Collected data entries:
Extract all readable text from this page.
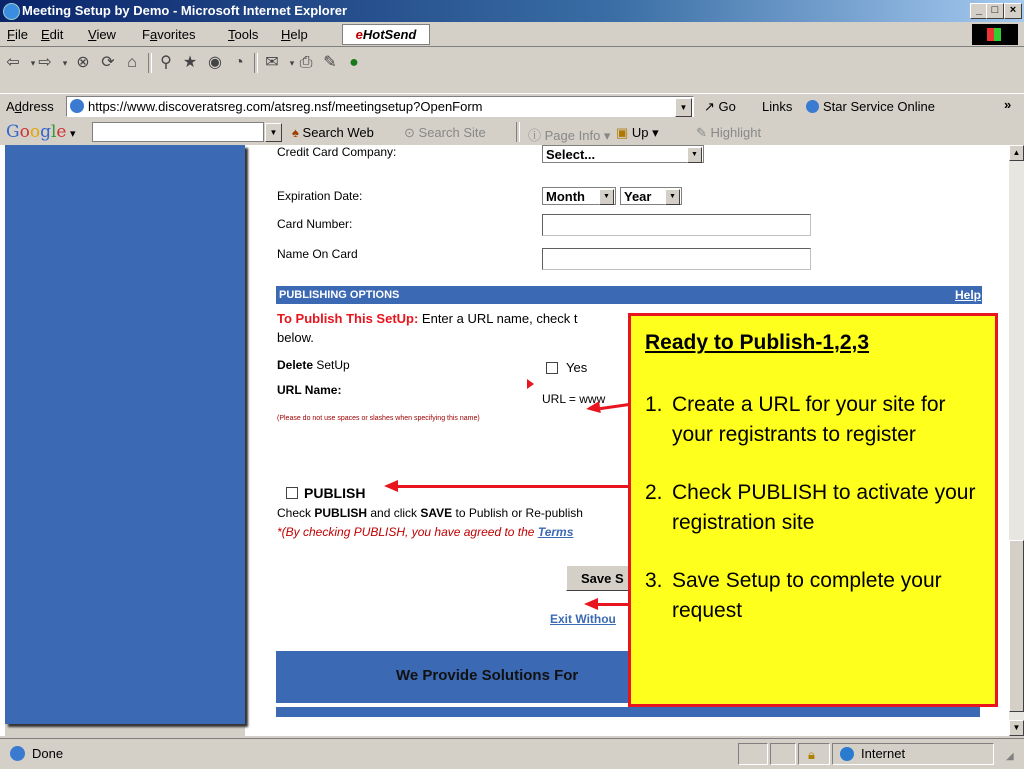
Meeting Setup by Demo - Microsoft Internet Explorer	_ □	×
File Edit View Favorites	Tools Help	eHotSend
⇦	▾ ⇨	▾ ⊗ ⟳ ⌂ ⚲ ★ ◉ ◔ ✉	▾ ⎙ ✎ ●
Address	https://www.discoveratsreg.com/atsreg.nsf/meetingsetup?OpenForm	▼	↗ Go Links	Star Service Online	»
Google ▾	▼	♠ Search Web ⊙ Search Site	ⓘ Page Info ▾ ▣ Up ▾	✎ Highlight
Credit Card Company:	Select...	▼
Expiration Date:	Month	▼	Year	▼
Card Number:
Name On Card
PUBLISHING OPTIONS	Help
To Publish This SetUp: Enter a URL name, check t
below.
Delete SetUp	Yes
URL Name:
URL = www
(Please do not use spaces or slashes when specifying this name)
PUBLISH
Check PUBLISH and click SAVE to Publish or Re-publish
*(By checking PUBLISH, you have agreed to the Terms
Save S
Exit Withou
We Provide Solutions For
Ready to Publish-1,2,3
1. Create a URL for your site for your registrants to register
2. Check PUBLISH to activate your registration site
3. Save Setup to complete your request
▲
▼
Done	🔒︎	Internet	◢
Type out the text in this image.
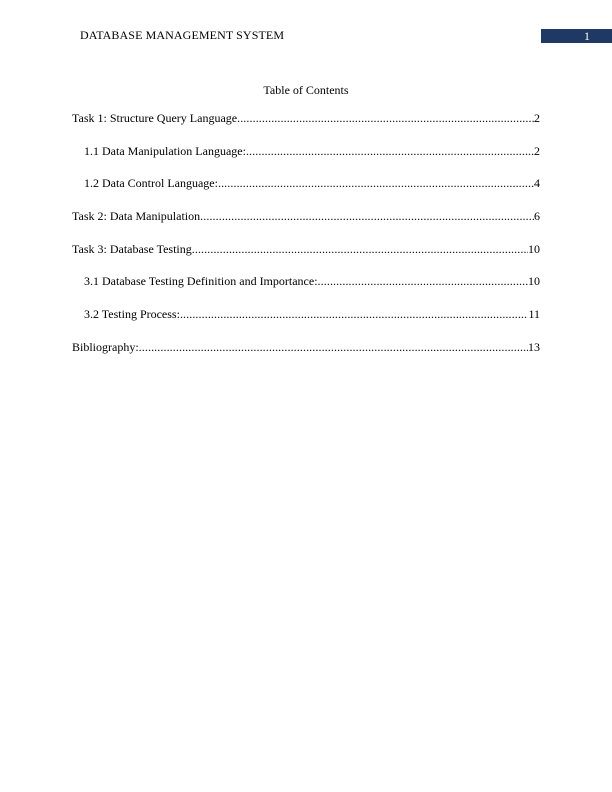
DATABASE MANAGEMENT SYSTEM	1
Table of Contents
Task 1: Structure Query Language .....	2
1.1 Data Manipulation Language: .....	2
1.2 Data Control Language: .....	4
Task 2: Data Manipulation .....	6
Task 3: Database Testing .....	10
3.1 Database Testing Definition and Importance: .....	10
3.2 Testing Process: .....	11
Bibliography: .....	13
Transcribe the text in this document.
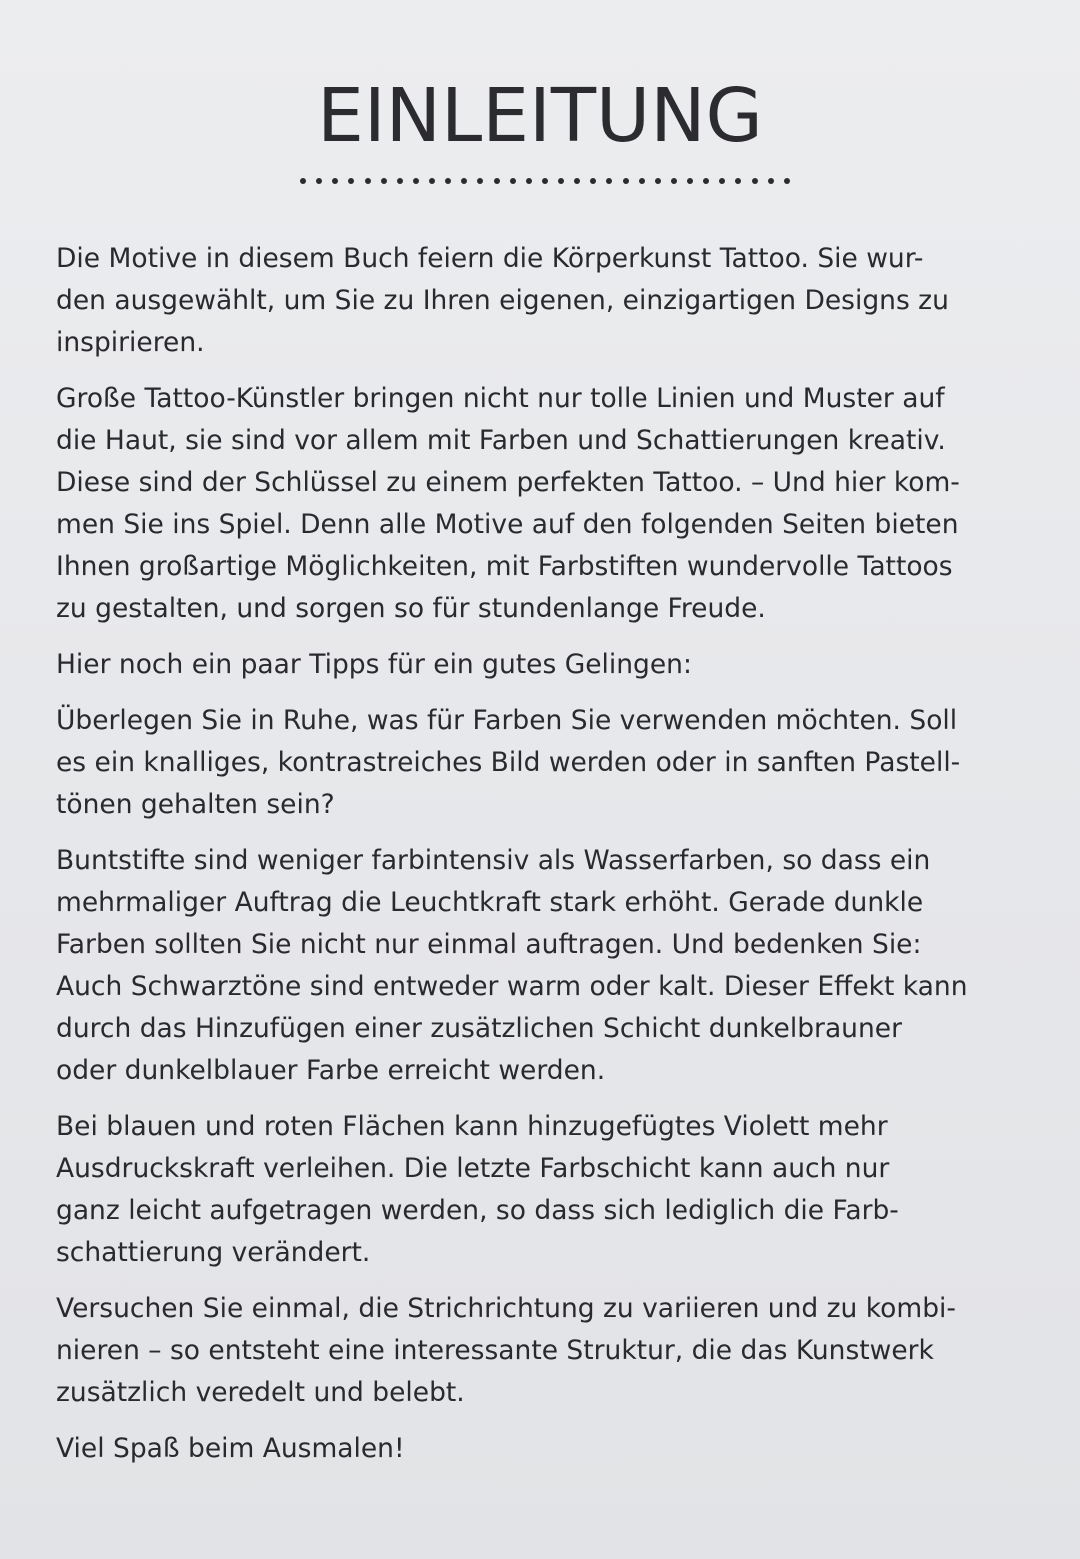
EINLEITUNG

Die Motive in diesem Buch feiern die Körperkunst Tattoo. Sie wur-
den ausgewählt, um Sie zu Ihren eigenen, einzigartigen Designs zu
inspirieren.

Große Tattoo-Künstler bringen nicht nur tolle Linien und Muster auf
die Haut, sie sind vor allem mit Farben und Schattierungen kreativ.
Diese sind der Schlüssel zu einem perfekten Tattoo. – Und hier kom-
men Sie ins Spiel. Denn alle Motive auf den folgenden Seiten bieten
Ihnen großartige Möglichkeiten, mit Farbstiften wundervolle Tattoos
zu gestalten, und sorgen so für stundenlange Freude.

Hier noch ein paar Tipps für ein gutes Gelingen:

Überlegen Sie in Ruhe, was für Farben Sie verwenden möchten. Soll
es ein knalliges, kontrastreiches Bild werden oder in sanften Pastell-
tönen gehalten sein?

Buntstifte sind weniger farbintensiv als Wasserfarben, so dass ein
mehrmaliger Auftrag die Leuchtkraft stark erhöht. Gerade dunkle
Farben sollten Sie nicht nur einmal auftragen. Und bedenken Sie:
Auch Schwarztöne sind entweder warm oder kalt. Dieser Effekt kann
durch das Hinzufügen einer zusätzlichen Schicht dunkelbrauner
oder dunkelblauer Farbe erreicht werden.

Bei blauen und roten Flächen kann hinzugefügtes Violett mehr
Ausdruckskraft verleihen. Die letzte Farbschicht kann auch nur
ganz leicht aufgetragen werden, so dass sich lediglich die Farb-
schattierung verändert.

Versuchen Sie einmal, die Strichrichtung zu variieren und zu kombi-
nieren – so entsteht eine interessante Struktur, die das Kunstwerk
zusätzlich veredelt und belebt.

Viel Spaß beim Ausmalen!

* Work to do
Set down every entry word for word, but omit the pictures.

* Result
Extract all readable text from this page.
Meeting Setup by Demo - Microsoft Internet Explorer	_ □	×
File Edit View Favorites	Tools Help	eHotSend
⇦	▾ ⇨	▾ ⊗ ⟳ ⌂ ⚲ ★ ◉ ◔ ✉	▾ ⎙ ✎ ●
Address	https://www.discoveratsreg.com/atsreg.nsf/meetingsetup?OpenForm	▼	↗ Go Links	Star Service Online	»
Google ▾	▼	♠ Search Web ⊙ Search Site	ⓘ Page Info ▾ ▣ Up ▾	✎ Highlight
Credit Card Company:	Select...	▼
Expiration Date:	Month	▼	Year	▼
Card Number:
Name On Card
PUBLISHING OPTIONS	Help
To Publish This SetUp: Enter a URL name, check t
below.
Delete SetUp	Yes
URL Name:
URL = www
(Please do not use spaces or slashes when specifying this name)
PUBLISH
Check PUBLISH and click SAVE to Publish or Re-publish
*(By checking PUBLISH, you have agreed to the Terms
Save S
Exit Withou
We Provide Solutions For
Ready to Publish-1,2,3
1. Create a URL for your site for your registrants to register
2. Check PUBLISH to activate your registration site
3. Save Setup to complete your request
▲
▼
Done	🔒︎	Internet	◢
Type out the text in this image.
DATABASE MANAGEMENT SYSTEM	1
Table of Contents
Task 1: Structure Query Language .....	2
1.1 Data Manipulation Language: .....	2
1.2 Data Control Language: .....	4
Task 2: Data Manipulation .....	6
Task 3: Database Testing .....	10
3.1 Database Testing Definition and Importance: .....	10
3.2 Testing Process: .....	11
Bibliography: .....	13
Transcribe the text in this document.
EINLEITUNG

Die Motive in diesem Buch feiern die Körperkunst Tattoo. Sie wur-
den ausgewählt, um Sie zu Ihren eigenen, einzigartigen Designs zu
inspirieren.

Große Tattoo-Künstler bringen nicht nur tolle Linien und Muster auf
die Haut, sie sind vor allem mit Farben und Schattierungen kreativ.
Diese sind der Schlüssel zu einem perfekten Tattoo. – Und hier kom-
men Sie ins Spiel. Denn alle Motive auf den folgenden Seiten bieten
Ihnen großartige Möglichkeiten, mit Farbstiften wundervolle Tattoos
zu gestalten, und sorgen so für stundenlange Freude.

Hier noch ein paar Tipps für ein gutes Gelingen:

Überlegen Sie in Ruhe, was für Farben Sie verwenden möchten. Soll
es ein knalliges, kontrastreiches Bild werden oder in sanften Pastell-
tönen gehalten sein?

Buntstifte sind weniger farbintensiv als Wasserfarben, so dass ein
mehrmaliger Auftrag die Leuchtkraft stark erhöht. Gerade dunkle
Farben sollten Sie nicht nur einmal auftragen. Und bedenken Sie:
Auch Schwarztöne sind entweder warm oder kalt. Dieser Effekt kann
durch das Hinzufügen einer zusätzlichen Schicht dunkelbrauner
oder dunkelblauer Farbe erreicht werden.

Bei blauen und roten Flächen kann hinzugefügtes Violett mehr
Ausdruckskraft verleihen. Die letzte Farbschicht kann auch nur
ganz leicht aufgetragen werden, so dass sich lediglich die Farb-
schattierung verändert.

Versuchen Sie einmal, die Strichrichtung zu variieren und zu kombi-
nieren – so entsteht eine interessante Struktur, die das Kunstwerk
zusätzlich veredelt und belebt.

Viel Spaß beim Ausmalen!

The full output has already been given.